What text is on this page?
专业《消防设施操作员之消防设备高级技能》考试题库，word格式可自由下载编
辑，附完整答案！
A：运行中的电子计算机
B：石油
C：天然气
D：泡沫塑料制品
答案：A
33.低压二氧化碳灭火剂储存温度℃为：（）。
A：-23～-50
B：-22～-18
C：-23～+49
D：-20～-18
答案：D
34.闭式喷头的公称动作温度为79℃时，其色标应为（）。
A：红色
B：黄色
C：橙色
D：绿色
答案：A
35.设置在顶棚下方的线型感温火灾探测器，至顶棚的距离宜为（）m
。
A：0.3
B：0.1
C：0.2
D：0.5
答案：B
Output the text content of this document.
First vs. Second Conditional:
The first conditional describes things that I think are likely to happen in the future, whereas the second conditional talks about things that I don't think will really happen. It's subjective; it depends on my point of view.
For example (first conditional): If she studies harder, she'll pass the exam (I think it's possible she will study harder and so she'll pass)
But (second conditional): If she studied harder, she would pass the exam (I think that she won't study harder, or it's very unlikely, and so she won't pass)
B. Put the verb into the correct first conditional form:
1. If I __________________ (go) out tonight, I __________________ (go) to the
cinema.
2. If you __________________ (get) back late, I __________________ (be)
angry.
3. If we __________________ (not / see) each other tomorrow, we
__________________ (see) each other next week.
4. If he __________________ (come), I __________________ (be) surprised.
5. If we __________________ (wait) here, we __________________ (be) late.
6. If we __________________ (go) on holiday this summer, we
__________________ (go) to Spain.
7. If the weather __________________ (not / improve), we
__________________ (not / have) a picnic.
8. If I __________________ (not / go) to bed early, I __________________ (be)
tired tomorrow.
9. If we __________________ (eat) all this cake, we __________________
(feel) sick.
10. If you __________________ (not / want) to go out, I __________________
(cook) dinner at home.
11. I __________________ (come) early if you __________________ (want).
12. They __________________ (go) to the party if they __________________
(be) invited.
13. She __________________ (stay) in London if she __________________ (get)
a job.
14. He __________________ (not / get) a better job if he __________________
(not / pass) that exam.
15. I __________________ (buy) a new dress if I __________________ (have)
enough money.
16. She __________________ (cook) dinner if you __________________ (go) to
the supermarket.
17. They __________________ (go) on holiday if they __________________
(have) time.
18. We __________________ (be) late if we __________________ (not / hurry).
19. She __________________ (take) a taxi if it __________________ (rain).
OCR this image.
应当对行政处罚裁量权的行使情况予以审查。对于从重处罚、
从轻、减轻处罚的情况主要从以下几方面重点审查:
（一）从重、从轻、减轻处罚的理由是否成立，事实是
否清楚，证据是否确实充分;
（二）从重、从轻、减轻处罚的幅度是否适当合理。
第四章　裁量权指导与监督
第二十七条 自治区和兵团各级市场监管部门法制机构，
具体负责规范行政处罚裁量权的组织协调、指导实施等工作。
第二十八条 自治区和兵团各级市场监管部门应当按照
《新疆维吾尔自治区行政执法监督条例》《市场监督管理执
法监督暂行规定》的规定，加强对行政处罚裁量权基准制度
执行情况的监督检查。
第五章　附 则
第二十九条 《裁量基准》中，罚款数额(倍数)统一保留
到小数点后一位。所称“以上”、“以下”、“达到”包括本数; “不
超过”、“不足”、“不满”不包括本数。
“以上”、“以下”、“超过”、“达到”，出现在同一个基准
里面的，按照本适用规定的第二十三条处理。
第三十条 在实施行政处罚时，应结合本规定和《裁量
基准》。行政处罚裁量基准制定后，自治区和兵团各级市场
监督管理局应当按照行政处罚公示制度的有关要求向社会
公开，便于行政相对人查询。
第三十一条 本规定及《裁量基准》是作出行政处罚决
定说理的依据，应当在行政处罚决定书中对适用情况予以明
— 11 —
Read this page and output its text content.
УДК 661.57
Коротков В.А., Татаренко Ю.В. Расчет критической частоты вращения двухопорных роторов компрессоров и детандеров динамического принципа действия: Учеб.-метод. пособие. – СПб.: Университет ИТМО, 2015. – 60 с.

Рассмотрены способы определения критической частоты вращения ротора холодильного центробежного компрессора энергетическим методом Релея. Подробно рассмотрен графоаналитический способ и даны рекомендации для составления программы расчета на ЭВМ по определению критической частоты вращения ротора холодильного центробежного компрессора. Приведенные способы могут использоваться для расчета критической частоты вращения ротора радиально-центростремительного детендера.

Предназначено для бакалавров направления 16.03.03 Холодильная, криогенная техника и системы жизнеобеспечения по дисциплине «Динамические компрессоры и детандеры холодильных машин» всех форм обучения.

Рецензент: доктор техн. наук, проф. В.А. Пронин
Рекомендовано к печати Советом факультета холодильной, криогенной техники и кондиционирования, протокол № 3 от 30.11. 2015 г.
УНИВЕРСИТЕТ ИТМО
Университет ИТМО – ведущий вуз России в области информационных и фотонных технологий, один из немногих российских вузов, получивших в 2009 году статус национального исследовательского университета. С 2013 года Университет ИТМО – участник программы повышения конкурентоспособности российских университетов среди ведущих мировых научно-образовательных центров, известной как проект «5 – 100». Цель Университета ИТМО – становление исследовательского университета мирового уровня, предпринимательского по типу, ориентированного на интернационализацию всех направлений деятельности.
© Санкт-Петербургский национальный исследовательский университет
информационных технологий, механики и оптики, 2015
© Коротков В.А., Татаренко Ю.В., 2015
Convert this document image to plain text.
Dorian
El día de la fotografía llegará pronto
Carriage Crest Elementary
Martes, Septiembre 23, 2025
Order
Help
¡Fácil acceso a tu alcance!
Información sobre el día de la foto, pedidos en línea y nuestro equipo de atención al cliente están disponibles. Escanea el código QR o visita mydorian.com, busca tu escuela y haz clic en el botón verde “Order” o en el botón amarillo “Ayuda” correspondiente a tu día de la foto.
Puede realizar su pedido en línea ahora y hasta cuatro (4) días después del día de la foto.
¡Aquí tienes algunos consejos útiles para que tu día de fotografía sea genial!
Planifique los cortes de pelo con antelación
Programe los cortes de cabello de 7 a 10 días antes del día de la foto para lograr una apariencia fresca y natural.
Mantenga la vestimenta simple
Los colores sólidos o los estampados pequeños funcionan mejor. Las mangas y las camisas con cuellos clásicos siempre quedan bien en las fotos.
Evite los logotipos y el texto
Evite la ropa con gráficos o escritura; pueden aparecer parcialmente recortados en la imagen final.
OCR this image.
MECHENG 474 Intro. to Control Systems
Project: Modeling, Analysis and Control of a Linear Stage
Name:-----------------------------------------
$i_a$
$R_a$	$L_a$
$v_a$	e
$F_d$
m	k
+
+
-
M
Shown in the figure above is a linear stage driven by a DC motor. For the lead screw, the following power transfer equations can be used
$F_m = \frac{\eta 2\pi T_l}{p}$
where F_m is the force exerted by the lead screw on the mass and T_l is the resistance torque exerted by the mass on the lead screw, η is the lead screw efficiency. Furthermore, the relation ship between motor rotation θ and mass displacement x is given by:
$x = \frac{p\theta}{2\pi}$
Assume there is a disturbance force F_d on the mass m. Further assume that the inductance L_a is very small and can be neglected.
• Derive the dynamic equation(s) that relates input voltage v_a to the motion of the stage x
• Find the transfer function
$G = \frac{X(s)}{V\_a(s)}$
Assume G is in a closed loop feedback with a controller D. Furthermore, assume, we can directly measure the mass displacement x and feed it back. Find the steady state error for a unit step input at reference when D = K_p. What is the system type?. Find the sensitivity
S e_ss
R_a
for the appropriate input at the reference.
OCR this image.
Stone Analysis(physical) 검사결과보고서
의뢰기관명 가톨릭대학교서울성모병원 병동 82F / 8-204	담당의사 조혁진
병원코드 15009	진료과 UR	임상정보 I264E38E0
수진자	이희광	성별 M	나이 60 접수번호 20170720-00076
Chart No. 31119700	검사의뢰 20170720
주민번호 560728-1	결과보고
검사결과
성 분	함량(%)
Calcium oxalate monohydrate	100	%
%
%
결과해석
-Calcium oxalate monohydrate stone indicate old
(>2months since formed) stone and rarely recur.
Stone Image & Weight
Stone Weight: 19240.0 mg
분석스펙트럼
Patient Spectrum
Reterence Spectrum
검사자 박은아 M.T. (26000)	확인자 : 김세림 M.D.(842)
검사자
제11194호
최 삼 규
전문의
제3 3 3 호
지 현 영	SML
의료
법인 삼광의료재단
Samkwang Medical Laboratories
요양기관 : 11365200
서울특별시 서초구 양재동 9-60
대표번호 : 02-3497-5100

# [WHAT IS NEEDED]
Find every line that holds "pass" and copy it.

# [TASK ANSWER]
For example (first conditional): If she studies harder, she'll pass the exam (I think it's possible she will study harder and so she'll pass)
But (second conditional): If she studied harder, she would pass the exam (I think that she won't study harder, or it's very unlikely, and so she won't pass)
(not / pass) that exam.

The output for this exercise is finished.